THE REQUEST |
Extract the records in full, leaving every picture out.

INPUT |
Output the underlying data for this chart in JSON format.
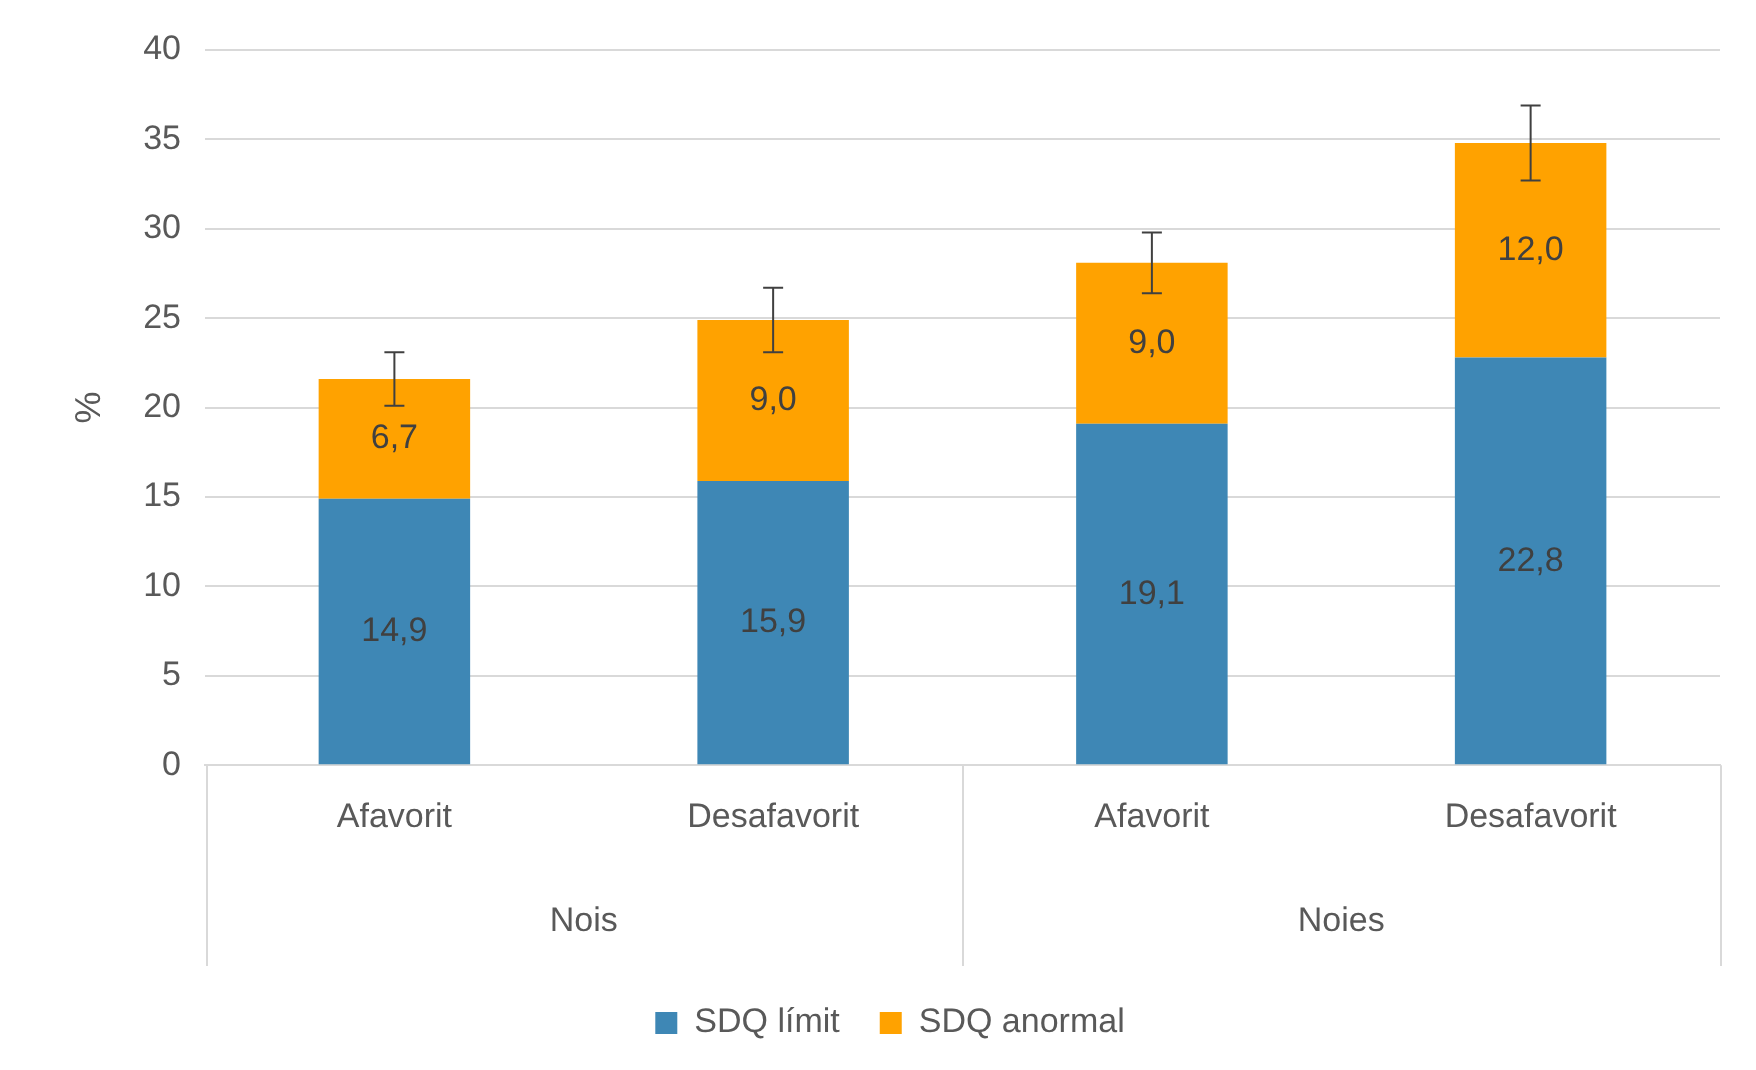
{
  "chart_data": {
    "type": "bar",
    "stacked": true,
    "ylabel": "%",
    "categories": [
      "Afavorit",
      "Desafavorit",
      "Afavorit",
      "Desafavorit"
    ],
    "series": [
      {
        "name": "SDQ límit",
        "color": "#3e87b5",
        "values": [
          14.9,
          15.9,
          19.1,
          22.8
        ],
        "value_labels": [
          "14,9",
          "15,9",
          "19,1",
          "22,8"
        ]
      },
      {
        "name": "SDQ anormal",
        "color": "#ffa200",
        "values": [
          6.7,
          9.0,
          9.0,
          12.0
        ],
        "value_labels": [
          "6,7",
          "9,0",
          "9,0",
          "12,0"
        ],
        "errors": [
          1.5,
          1.8,
          1.7,
          2.1
        ]
      }
    ],
    "annotations": [
      "Nois",
      "Noies"
    ],
    "ylim": [
      0,
      40
    ],
    "yticks": [
      0,
      5,
      10,
      15,
      20,
      25,
      30,
      35,
      40
    ],
    "grid": "y",
    "legend": "bottom"
  }
}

OUTPUT FOR THIS TASK |
Output the underlying data for this chart in JSON format.
{
  "chart_data": {
    "type": "bar",
    "stacked": true,
    "ylabel": "%",
    "categories": [
      "Afavorit",
      "Desafavorit",
      "Afavorit",
      "Desafavorit"
    ],
    "series": [
      {
        "name": "SDQ límit",
        "color": "#3e87b5",
        "values": [
          14.9,
          15.9,
          19.1,
          22.8
        ],
        "value_labels": [
          "14,9",
          "15,9",
          "19,1",
          "22,8"
        ]
      },
      {
        "name": "SDQ anormal",
        "color": "#ffa200",
        "values": [
          6.7,
          9.0,
          9.0,
          12.0
        ],
        "value_labels": [
          "6,7",
          "9,0",
          "9,0",
          "12,0"
        ],
        "errors": [
          1.5,
          1.8,
          1.7,
          2.1
        ]
      }
    ],
    "annotations": [
      "Nois",
      "Noies"
    ],
    "ylim": [
      0,
      40
    ],
    "yticks": [
      0,
      5,
      10,
      15,
      20,
      25,
      30,
      35,
      40
    ],
    "grid": "y",
    "legend": "bottom"
  }
}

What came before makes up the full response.